◆ Your goal
Write out all of the data exactly as it appears.

◆ Data for this task
**********

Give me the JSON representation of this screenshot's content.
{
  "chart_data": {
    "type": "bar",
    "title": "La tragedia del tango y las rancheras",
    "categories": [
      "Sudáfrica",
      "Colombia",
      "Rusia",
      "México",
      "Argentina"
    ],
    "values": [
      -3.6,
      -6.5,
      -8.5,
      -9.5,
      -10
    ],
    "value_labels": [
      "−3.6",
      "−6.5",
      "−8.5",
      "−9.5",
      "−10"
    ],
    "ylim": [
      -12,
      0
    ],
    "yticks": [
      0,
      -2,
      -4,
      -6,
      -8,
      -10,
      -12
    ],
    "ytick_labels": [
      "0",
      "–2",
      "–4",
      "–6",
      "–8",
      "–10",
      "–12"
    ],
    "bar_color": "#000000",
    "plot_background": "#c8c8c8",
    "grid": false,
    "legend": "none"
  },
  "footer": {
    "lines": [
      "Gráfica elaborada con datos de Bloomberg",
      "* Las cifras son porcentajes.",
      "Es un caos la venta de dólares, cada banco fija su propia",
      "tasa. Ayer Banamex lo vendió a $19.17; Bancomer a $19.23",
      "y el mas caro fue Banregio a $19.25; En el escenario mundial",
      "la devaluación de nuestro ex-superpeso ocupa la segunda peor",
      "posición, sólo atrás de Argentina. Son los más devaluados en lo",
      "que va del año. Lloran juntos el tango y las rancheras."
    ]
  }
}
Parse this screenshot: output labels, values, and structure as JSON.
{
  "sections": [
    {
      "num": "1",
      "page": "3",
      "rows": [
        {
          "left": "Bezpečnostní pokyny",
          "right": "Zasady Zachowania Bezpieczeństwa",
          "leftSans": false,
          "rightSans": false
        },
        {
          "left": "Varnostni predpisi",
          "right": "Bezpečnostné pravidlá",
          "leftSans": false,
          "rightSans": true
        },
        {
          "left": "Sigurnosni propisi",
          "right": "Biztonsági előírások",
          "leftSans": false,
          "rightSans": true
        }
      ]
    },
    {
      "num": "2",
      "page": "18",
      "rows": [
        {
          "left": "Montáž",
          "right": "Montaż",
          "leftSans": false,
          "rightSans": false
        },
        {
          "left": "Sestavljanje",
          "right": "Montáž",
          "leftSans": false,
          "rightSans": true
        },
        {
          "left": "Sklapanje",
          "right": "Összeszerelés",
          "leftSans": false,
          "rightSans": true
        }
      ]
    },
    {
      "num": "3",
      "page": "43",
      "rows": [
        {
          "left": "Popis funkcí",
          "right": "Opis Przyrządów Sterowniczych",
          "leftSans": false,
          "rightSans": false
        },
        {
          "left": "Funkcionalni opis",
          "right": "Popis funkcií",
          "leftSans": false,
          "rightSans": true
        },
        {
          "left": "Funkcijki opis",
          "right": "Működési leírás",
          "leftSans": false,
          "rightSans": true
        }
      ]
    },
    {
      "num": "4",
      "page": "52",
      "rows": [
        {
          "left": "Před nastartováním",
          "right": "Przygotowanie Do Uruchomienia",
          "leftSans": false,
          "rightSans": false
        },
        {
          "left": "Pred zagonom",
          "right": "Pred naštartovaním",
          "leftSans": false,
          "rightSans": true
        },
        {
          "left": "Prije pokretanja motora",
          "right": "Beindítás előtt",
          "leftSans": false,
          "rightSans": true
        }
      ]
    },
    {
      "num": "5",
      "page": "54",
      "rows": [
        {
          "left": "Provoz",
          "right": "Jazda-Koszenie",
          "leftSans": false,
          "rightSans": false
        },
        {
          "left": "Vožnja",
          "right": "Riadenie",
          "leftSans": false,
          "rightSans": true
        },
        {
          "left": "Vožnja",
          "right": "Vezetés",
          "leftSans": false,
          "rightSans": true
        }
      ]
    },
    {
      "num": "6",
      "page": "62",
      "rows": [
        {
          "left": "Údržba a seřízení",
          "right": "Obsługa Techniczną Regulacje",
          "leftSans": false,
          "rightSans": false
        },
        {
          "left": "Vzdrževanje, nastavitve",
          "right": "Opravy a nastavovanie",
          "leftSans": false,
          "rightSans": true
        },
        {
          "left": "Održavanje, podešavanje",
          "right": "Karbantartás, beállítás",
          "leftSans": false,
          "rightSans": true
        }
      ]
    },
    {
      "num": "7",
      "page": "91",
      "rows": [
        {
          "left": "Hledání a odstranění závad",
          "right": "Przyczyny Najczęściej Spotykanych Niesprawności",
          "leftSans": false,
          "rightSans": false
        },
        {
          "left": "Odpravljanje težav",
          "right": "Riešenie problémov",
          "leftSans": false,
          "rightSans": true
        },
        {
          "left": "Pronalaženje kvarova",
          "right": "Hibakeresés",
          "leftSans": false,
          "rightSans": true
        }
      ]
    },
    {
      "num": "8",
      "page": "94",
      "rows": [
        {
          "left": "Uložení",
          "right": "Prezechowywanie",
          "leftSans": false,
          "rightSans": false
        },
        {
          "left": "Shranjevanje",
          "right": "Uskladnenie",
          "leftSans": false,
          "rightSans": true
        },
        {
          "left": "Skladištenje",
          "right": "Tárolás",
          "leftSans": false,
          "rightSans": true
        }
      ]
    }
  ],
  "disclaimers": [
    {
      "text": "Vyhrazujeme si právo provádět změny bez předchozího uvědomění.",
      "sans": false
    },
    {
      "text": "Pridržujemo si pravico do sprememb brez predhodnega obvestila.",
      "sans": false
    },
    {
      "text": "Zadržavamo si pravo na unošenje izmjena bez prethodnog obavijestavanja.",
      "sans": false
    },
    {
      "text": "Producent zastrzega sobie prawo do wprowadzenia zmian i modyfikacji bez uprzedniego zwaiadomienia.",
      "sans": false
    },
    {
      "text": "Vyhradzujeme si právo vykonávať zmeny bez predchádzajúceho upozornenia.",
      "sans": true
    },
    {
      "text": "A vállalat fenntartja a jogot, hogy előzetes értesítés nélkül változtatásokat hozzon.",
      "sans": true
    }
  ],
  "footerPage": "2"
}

**********

◆ Full response
Give me the JSON representation of this screenshot's content.
{
  "chart_data": {
    "type": "bar",
    "title": "La tragedia del tango y las rancheras",
    "categories": [
      "Sudáfrica",
      "Colombia",
      "Rusia",
      "México",
      "Argentina"
    ],
    "values": [
      -3.6,
      -6.5,
      -8.5,
      -9.5,
      -10
    ],
    "value_labels": [
      "−3.6",
      "−6.5",
      "−8.5",
      "−9.5",
      "−10"
    ],
    "ylim": [
      -12,
      0
    ],
    "yticks": [
      0,
      -2,
      -4,
      -6,
      -8,
      -10,
      -12
    ],
    "ytick_labels": [
      "0",
      "–2",
      "–4",
      "–6",
      "–8",
      "–10",
      "–12"
    ],
    "bar_color": "#000000",
    "plot_background": "#c8c8c8",
    "grid": false,
    "legend": "none"
  },
  "footer": {
    "lines": [
      "Gráfica elaborada con datos de Bloomberg",
      "* Las cifras son porcentajes.",
      "Es un caos la venta de dólares, cada banco fija su propia",
      "tasa. Ayer Banamex lo vendió a $19.17; Bancomer a $19.23",
      "y el mas caro fue Banregio a $19.25; En el escenario mundial",
      "la devaluación de nuestro ex-superpeso ocupa la segunda peor",
      "posición, sólo atrás de Argentina. Son los más devaluados en lo",
      "que va del año. Lloran juntos el tango y las rancheras."
    ]
  }
}
Parse this screenshot: output labels, values, and structure as JSON.
{
  "sections": [
    {
      "num": "1",
      "page": "3",
      "rows": [
        {
          "left": "Bezpečnostní pokyny",
          "right": "Zasady Zachowania Bezpieczeństwa",
          "leftSans": false,
          "rightSans": false
        },
        {
          "left": "Varnostni predpisi",
          "right": "Bezpečnostné pravidlá",
          "leftSans": false,
          "rightSans": true
        },
        {
          "left": "Sigurnosni propisi",
          "right": "Biztonsági előírások",
          "leftSans": false,
          "rightSans": true
        }
      ]
    },
    {
      "num": "2",
      "page": "18",
      "rows": [
        {
          "left": "Montáž",
          "right": "Montaż",
          "leftSans": false,
          "rightSans": false
        },
        {
          "left": "Sestavljanje",
          "right": "Montáž",
          "leftSans": false,
          "rightSans": true
        },
        {
          "left": "Sklapanje",
          "right": "Összeszerelés",
          "leftSans": false,
          "rightSans": true
        }
      ]
    },
    {
      "num": "3",
      "page": "43",
      "rows": [
        {
          "left": "Popis funkcí",
          "right": "Opis Przyrządów Sterowniczych",
          "leftSans": false,
          "rightSans": false
        },
        {
          "left": "Funkcionalni opis",
          "right": "Popis funkcií",
          "leftSans": false,
          "rightSans": true
        },
        {
          "left": "Funkcijki opis",
          "right": "Működési leírás",
          "leftSans": false,
          "rightSans": true
        }
      ]
    },
    {
      "num": "4",
      "page": "52",
      "rows": [
        {
          "left": "Před nastartováním",
          "right": "Przygotowanie Do Uruchomienia",
          "leftSans": false,
          "rightSans": false
        },
        {
          "left": "Pred zagonom",
          "right": "Pred naštartovaním",
          "leftSans": false,
          "rightSans": true
        },
        {
          "left": "Prije pokretanja motora",
          "right": "Beindítás előtt",
          "leftSans": false,
          "rightSans": true
        }
      ]
    },
    {
      "num": "5",
      "page": "54",
      "rows": [
        {
          "left": "Provoz",
          "right": "Jazda-Koszenie",
          "leftSans": false,
          "rightSans": false
        },
        {
          "left": "Vožnja",
          "right": "Riadenie",
          "leftSans": false,
          "rightSans": true
        },
        {
          "left": "Vožnja",
          "right": "Vezetés",
          "leftSans": false,
          "rightSans": true
        }
      ]
    },
    {
      "num": "6",
      "page": "62",
      "rows": [
        {
          "left": "Údržba a seřízení",
          "right": "Obsługa Techniczną Regulacje",
          "leftSans": false,
          "rightSans": false
        },
        {
          "left": "Vzdrževanje, nastavitve",
          "right": "Opravy a nastavovanie",
          "leftSans": false,
          "rightSans": true
        },
        {
          "left": "Održavanje, podešavanje",
          "right": "Karbantartás, beállítás",
          "leftSans": false,
          "rightSans": true
        }
      ]
    },
    {
      "num": "7",
      "page": "91",
      "rows": [
        {
          "left": "Hledání a odstranění závad",
          "right": "Przyczyny Najczęściej Spotykanych Niesprawności",
          "leftSans": false,
          "rightSans": false
        },
        {
          "left": "Odpravljanje težav",
          "right": "Riešenie problémov",
          "leftSans": false,
          "rightSans": true
        },
        {
          "left": "Pronalaženje kvarova",
          "right": "Hibakeresés",
          "leftSans": false,
          "rightSans": true
        }
      ]
    },
    {
      "num": "8",
      "page": "94",
      "rows": [
        {
          "left": "Uložení",
          "right": "Prezechowywanie",
          "leftSans": false,
          "rightSans": false
        },
        {
          "left": "Shranjevanje",
          "right": "Uskladnenie",
          "leftSans": false,
          "rightSans": true
        },
        {
          "left": "Skladištenje",
          "right": "Tárolás",
          "leftSans": false,
          "rightSans": true
        }
      ]
    }
  ],
  "disclaimers": [
    {
      "text": "Vyhrazujeme si právo provádět změny bez předchozího uvědomění.",
      "sans": false
    },
    {
      "text": "Pridržujemo si pravico do sprememb brez predhodnega obvestila.",
      "sans": false
    },
    {
      "text": "Zadržavamo si pravo na unošenje izmjena bez prethodnog obavijestavanja.",
      "sans": false
    },
    {
      "text": "Producent zastrzega sobie prawo do wprowadzenia zmian i modyfikacji bez uprzedniego zwaiadomienia.",
      "sans": false
    },
    {
      "text": "Vyhradzujeme si právo vykonávať zmeny bez predchádzajúceho upozornenia.",
      "sans": true
    },
    {
      "text": "A vállalat fenntartja a jogot, hogy előzetes értesítés nélkül változtatásokat hozzon.",
      "sans": true
    }
  ],
  "footerPage": "2"
}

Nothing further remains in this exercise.